* BEGIN DATA PROVIDED *

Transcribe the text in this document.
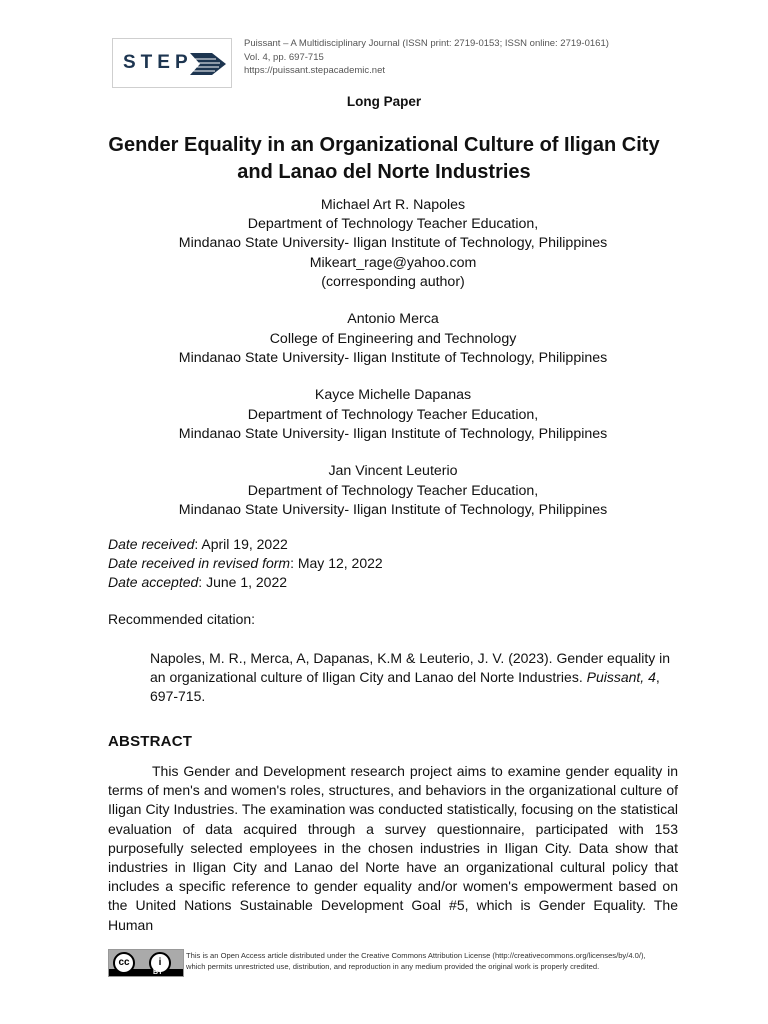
STEP
Puissant – A Multidisciplinary Journal (ISSN print: 2719-0153; ISSN online: 2719-0161)
Vol. 4, pp. 697-715
https://puissant.stepacademic.net
Long Paper
Gender Equality in an Organizational Culture of Iligan City
and Lanao del Norte Industries
Michael Art R. Napoles
Department of Technology Teacher Education,
Mindanao State University- Iligan Institute of Technology, Philippines
Mikeart_rage@yahoo.com
(corresponding author)
Antonio Merca
College of Engineering and Technology
Mindanao State University- Iligan Institute of Technology, Philippines
Kayce Michelle Dapanas
Department of Technology Teacher Education,
Mindanao State University- Iligan Institute of Technology, Philippines
Jan Vincent Leuterio
Department of Technology Teacher Education,
Mindanao State University- Iligan Institute of Technology, Philippines
Date received: April 19, 2022
Date received in revised form: May 12, 2022
Date accepted: June 1, 2022
Recommended citation:
Napoles, M. R., Merca, A, Dapanas, K.M & Leuterio, J. V. (2023). Gender equality in an organizational culture of Iligan City and Lanao del Norte Industries. Puissant, 4, 697-715.
ABSTRACT
This Gender and Development research project aims to examine gender equality in terms of men's and women's roles, structures, and behaviors in the organizational culture of Iligan City Industries. The examination was conducted statistically, focusing on the statistical evaluation of data acquired through a survey questionnaire, participated with 153 purposefully selected employees in the chosen industries in Iligan City. Data show that industries in Iligan City and Lanao del Norte have an organizational cultural policy that includes a specific reference to gender equality and/or women's empowerment based on the United Nations Sustainable Development Goal #5, which is Gender Equality. The Human
cc	i
BY
This is an Open Access article distributed under the Creative Commons Attribution License (http://creativecommons.org/licenses/by/4.0/),
which permits unrestricted use, distribution, and reproduction in any medium provided the original work is properly credited.
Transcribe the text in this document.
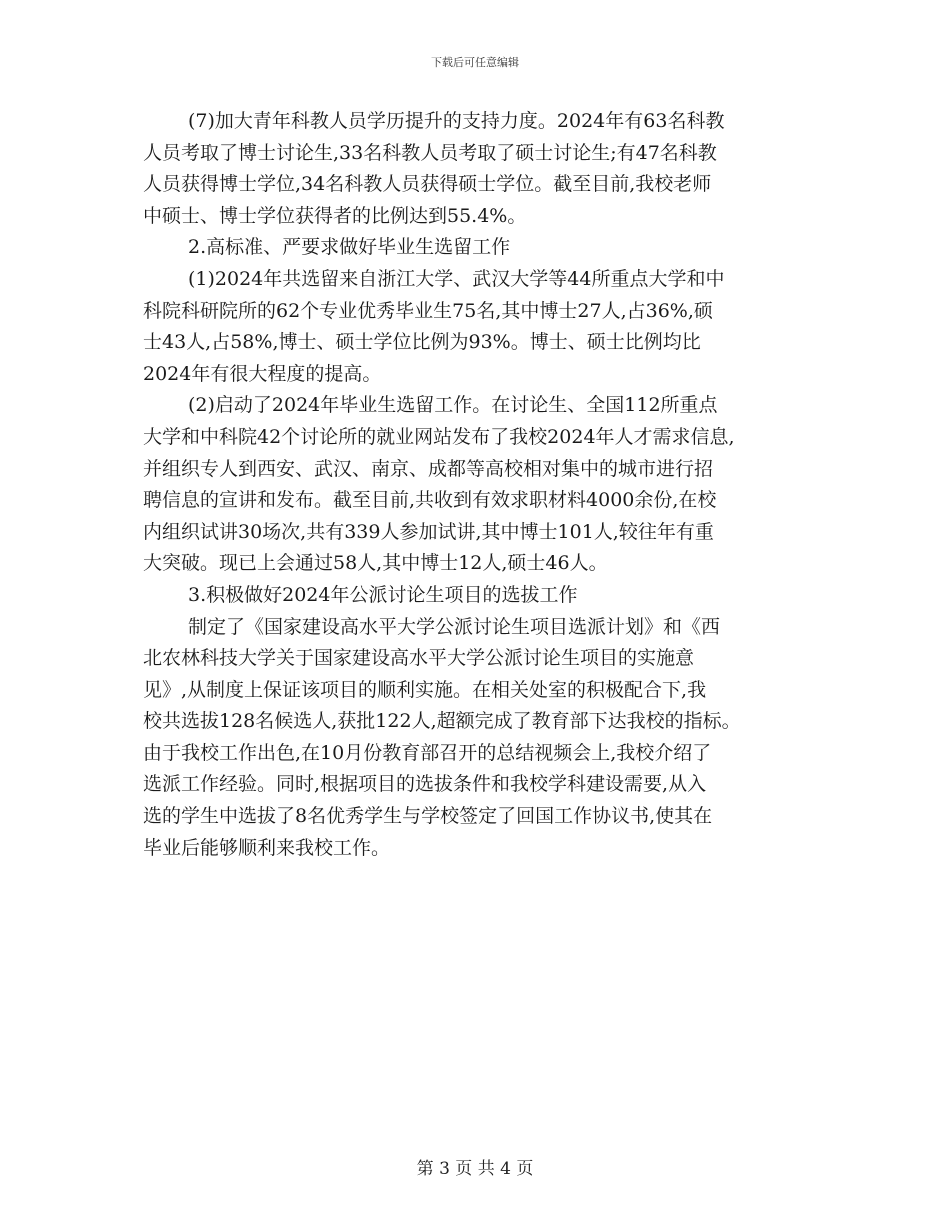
下载后可任意编辑
(7)加大青年科教人员学历提升的支持力度。2024年有63名科教
人员考取了博士讨论生,33名科教人员考取了硕士讨论生;有47名科教
人员获得博士学位,34名科教人员获得硕士学位。截至目前,我校老师
中硕士、博士学位获得者的比例达到55.4%。
2.高标准、严要求做好毕业生选留工作
(1)2024年共选留来自浙江大学、武汉大学等44所重点大学和中
科院科研院所的62个专业优秀毕业生75名,其中博士27人,占36%,硕
士43人,占58%,博士、硕士学位比例为93%。博士、硕士比例均比
2024年有很大程度的提高。
(2)启动了2024年毕业生选留工作。在讨论生、全国112所重点
大学和中科院42个讨论所的就业网站发布了我校2024年人才需求信息,
并组织专人到西安、武汉、南京、成都等高校相对集中的城市进行招
聘信息的宣讲和发布。截至目前,共收到有效求职材料4000余份,在校
内组织试讲30场次,共有339人参加试讲,其中博士101人,较往年有重
大突破。现已上会通过58人,其中博士12人,硕士46人。
3.积极做好2024年公派讨论生项目的选拔工作
制定了《国家建设高水平大学公派讨论生项目选派计划》和《西
北农林科技大学关于国家建设高水平大学公派讨论生项目的实施意
见》,从制度上保证该项目的顺利实施。在相关处室的积极配合下,我
校共选拔128名候选人,获批122人,超额完成了教育部下达我校的指标。
由于我校工作出色,在10月份教育部召开的总结视频会上,我校介绍了
选派工作经验。同时,根据项目的选拔条件和我校学科建设需要,从入
选的学生中选拔了8名优秀学生与学校签定了回国工作协议书,使其在
毕业后能够顺利来我校工作。
第 3 页 共 4 页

* END DATA PROVIDED *

TASK GOAL
From the data above, copy each line where the string "截至目前" appears.

SOLUTION BELOW
人员获得博士学位,34名科教人员获得硕士学位。截至目前,我校老师
聘信息的宣讲和发布。截至目前,共收到有效求职材料4000余份,在校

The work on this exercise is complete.